**INSTRUCTION**
Go through the material and pull out every line with the string "this" in it.

**RECORDED DATA**
━━━━━━━━━━━━━━━━━━━━
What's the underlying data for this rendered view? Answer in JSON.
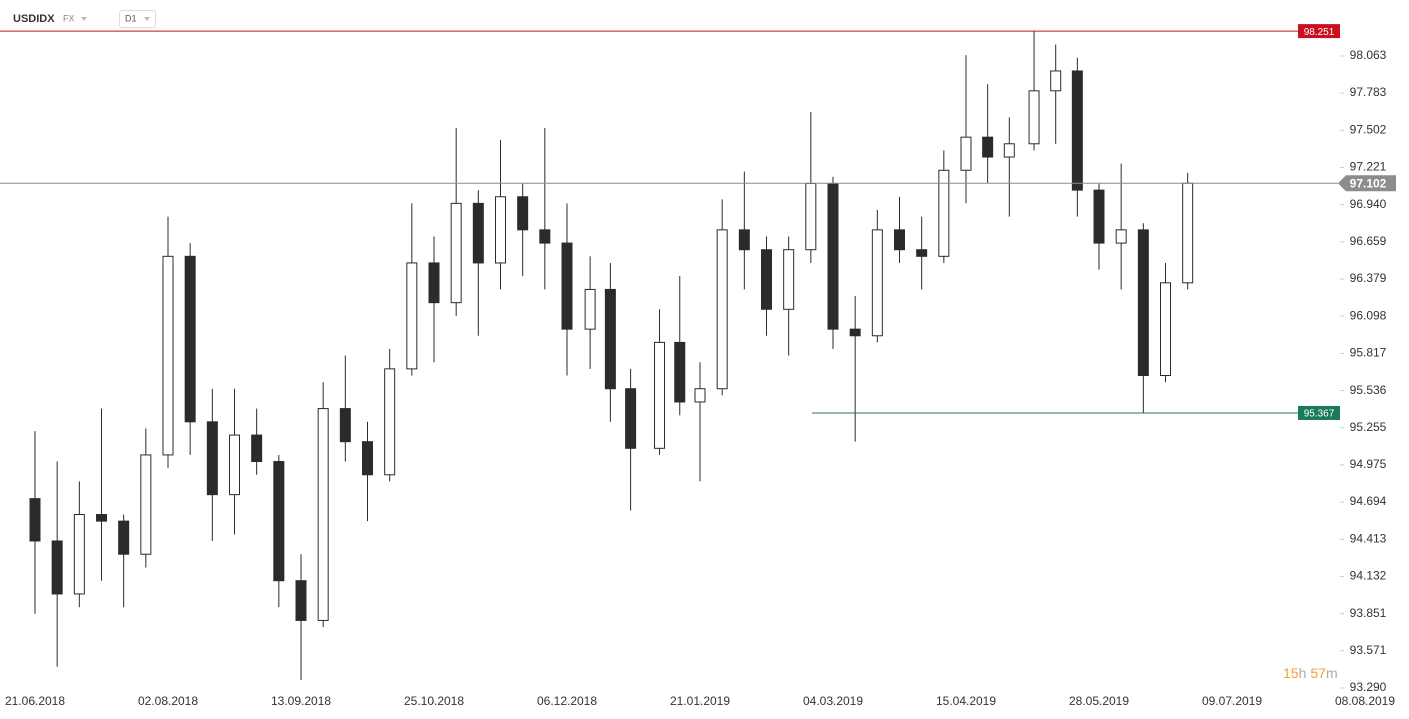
{
  "header": {
    "symbol": "USDIDX",
    "market": "FX",
    "interval": "D1"
  },
  "countdown": {
    "hours": "15",
    "hours_unit": "h",
    "minutes": "57",
    "minutes_unit": "m"
  },
  "chart_data": {
    "type": "candlestick",
    "x": [
      "21.06.2018",
      "28.06.2018",
      "05.07.2018",
      "12.07.2018",
      "19.07.2018",
      "26.07.2018",
      "02.08.2018",
      "09.08.2018",
      "16.08.2018",
      "23.08.2018",
      "30.08.2018",
      "06.09.2018",
      "13.09.2018",
      "20.09.2018",
      "27.09.2018",
      "04.10.2018",
      "11.10.2018",
      "18.10.2018",
      "25.10.2018",
      "01.11.2018",
      "08.11.2018",
      "15.11.2018",
      "22.11.2018",
      "29.11.2018",
      "06.12.2018",
      "14.12.2018",
      "21.12.2018",
      "28.12.2018",
      "07.01.2019",
      "14.01.2019",
      "21.01.2019",
      "28.01.2019",
      "04.02.2019",
      "11.02.2019",
      "18.02.2019",
      "25.02.2019",
      "04.03.2019",
      "11.03.2019",
      "18.03.2019",
      "25.03.2019",
      "01.04.2019",
      "08.04.2019",
      "15.04.2019",
      "22.04.2019",
      "29.04.2019",
      "07.05.2019",
      "14.05.2019",
      "21.05.2019",
      "28.05.2019",
      "04.06.2019",
      "11.06.2019",
      "18.06.2019",
      "25.06.2019"
    ],
    "open": [
      94.72,
      94.4,
      94.0,
      94.6,
      94.55,
      94.3,
      95.05,
      96.55,
      95.3,
      94.75,
      95.2,
      95.0,
      94.1,
      93.8,
      95.4,
      95.15,
      94.9,
      95.7,
      96.5,
      96.2,
      96.95,
      96.5,
      97.0,
      96.75,
      96.65,
      96.0,
      96.3,
      95.55,
      95.1,
      95.9,
      95.45,
      95.55,
      96.75,
      96.6,
      96.15,
      96.6,
      97.1,
      96.0,
      95.95,
      96.75,
      96.6,
      96.55,
      97.2,
      97.45,
      97.3,
      97.4,
      97.8,
      97.95,
      97.05,
      96.65,
      96.75,
      95.65,
      96.35
    ],
    "high": [
      95.23,
      95.0,
      94.85,
      95.4,
      94.6,
      95.25,
      96.85,
      96.65,
      95.55,
      95.55,
      95.4,
      95.05,
      94.3,
      95.6,
      95.8,
      95.3,
      95.85,
      96.95,
      96.7,
      97.52,
      97.05,
      97.43,
      97.1,
      97.52,
      96.95,
      96.55,
      96.5,
      95.7,
      96.15,
      96.4,
      95.75,
      96.98,
      97.19,
      96.7,
      96.7,
      97.64,
      97.15,
      96.25,
      96.9,
      97.0,
      96.85,
      97.35,
      98.07,
      97.85,
      97.6,
      98.251,
      98.15,
      98.05,
      97.1,
      97.25,
      96.8,
      96.5,
      97.18
    ],
    "low": [
      93.85,
      93.45,
      93.9,
      94.1,
      93.9,
      94.2,
      94.95,
      95.05,
      94.4,
      94.45,
      94.9,
      93.9,
      93.35,
      93.75,
      95.0,
      94.55,
      94.85,
      95.65,
      95.75,
      96.1,
      95.95,
      96.3,
      96.4,
      96.3,
      95.65,
      95.7,
      95.3,
      94.63,
      95.05,
      95.35,
      94.85,
      95.5,
      96.3,
      95.95,
      95.8,
      96.5,
      95.85,
      95.15,
      95.9,
      96.5,
      96.3,
      96.5,
      96.95,
      97.1,
      96.85,
      97.35,
      97.4,
      96.85,
      96.45,
      96.3,
      95.367,
      95.6,
      96.3
    ],
    "close": [
      94.4,
      94.0,
      94.6,
      94.55,
      94.3,
      95.05,
      96.55,
      95.3,
      94.75,
      95.2,
      95.0,
      94.1,
      93.8,
      95.4,
      95.15,
      94.9,
      95.7,
      96.5,
      96.2,
      96.95,
      96.5,
      97.0,
      96.75,
      96.65,
      96.0,
      96.3,
      95.55,
      95.1,
      95.9,
      95.45,
      95.55,
      96.75,
      96.6,
      96.15,
      96.6,
      97.1,
      96.0,
      95.95,
      96.75,
      96.6,
      96.55,
      97.2,
      97.45,
      97.3,
      97.4,
      97.8,
      97.95,
      97.05,
      96.65,
      96.75,
      95.65,
      96.35,
      97.102
    ],
    "up_color": "#ffffff",
    "down_color": "#2b2b2b",
    "edge_color": "#2b2b2b",
    "ylim": [
      93.199,
      98.486
    ],
    "yticks": [
      98.063,
      97.783,
      97.502,
      97.221,
      {
        "value": 96.94,
        "label": "96.940"
      },
      96.659,
      96.379,
      96.098,
      95.817,
      95.536,
      95.255,
      94.975,
      94.694,
      94.413,
      94.132,
      93.851,
      93.571,
      {
        "value": 93.29,
        "label": "93.290"
      }
    ],
    "xticks": [
      "21.06.2018",
      "02.08.2018",
      "13.09.2018",
      "25.10.2018",
      "06.12.2018",
      "21.01.2019",
      "04.03.2019",
      "15.04.2019",
      "28.05.2019",
      "09.07.2019",
      "08.08.2019"
    ],
    "levels": [
      {
        "value": 98.251,
        "color": "#c8101e",
        "full": true
      },
      {
        "value": 97.102,
        "color": "#8c8c8c",
        "full": true,
        "last": true
      },
      {
        "value": 95.367,
        "color": "#1b7a5b",
        "full": false
      }
    ]
  }
}
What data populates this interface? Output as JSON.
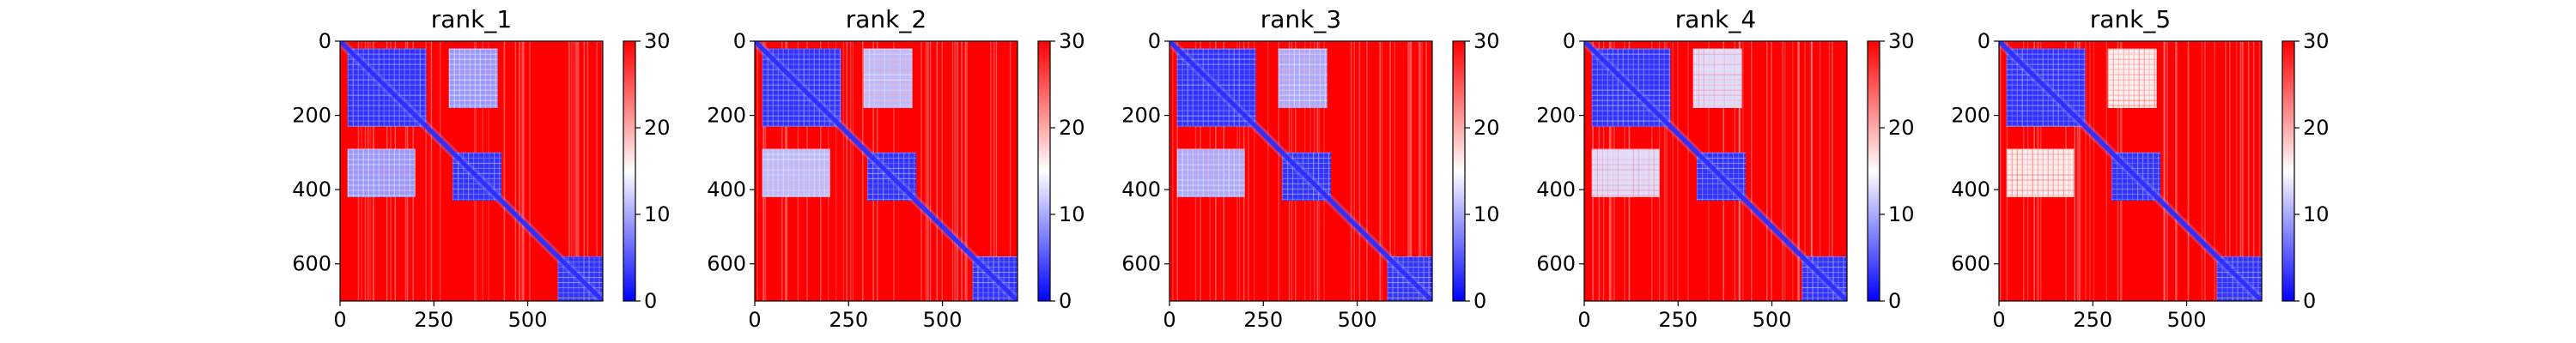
━━━━━━━━━━━━━━━━━━━━
**RESULT**
What's the underlying data for this rendered view? Answer in JSON.
What data populates this interface? Output as JSON.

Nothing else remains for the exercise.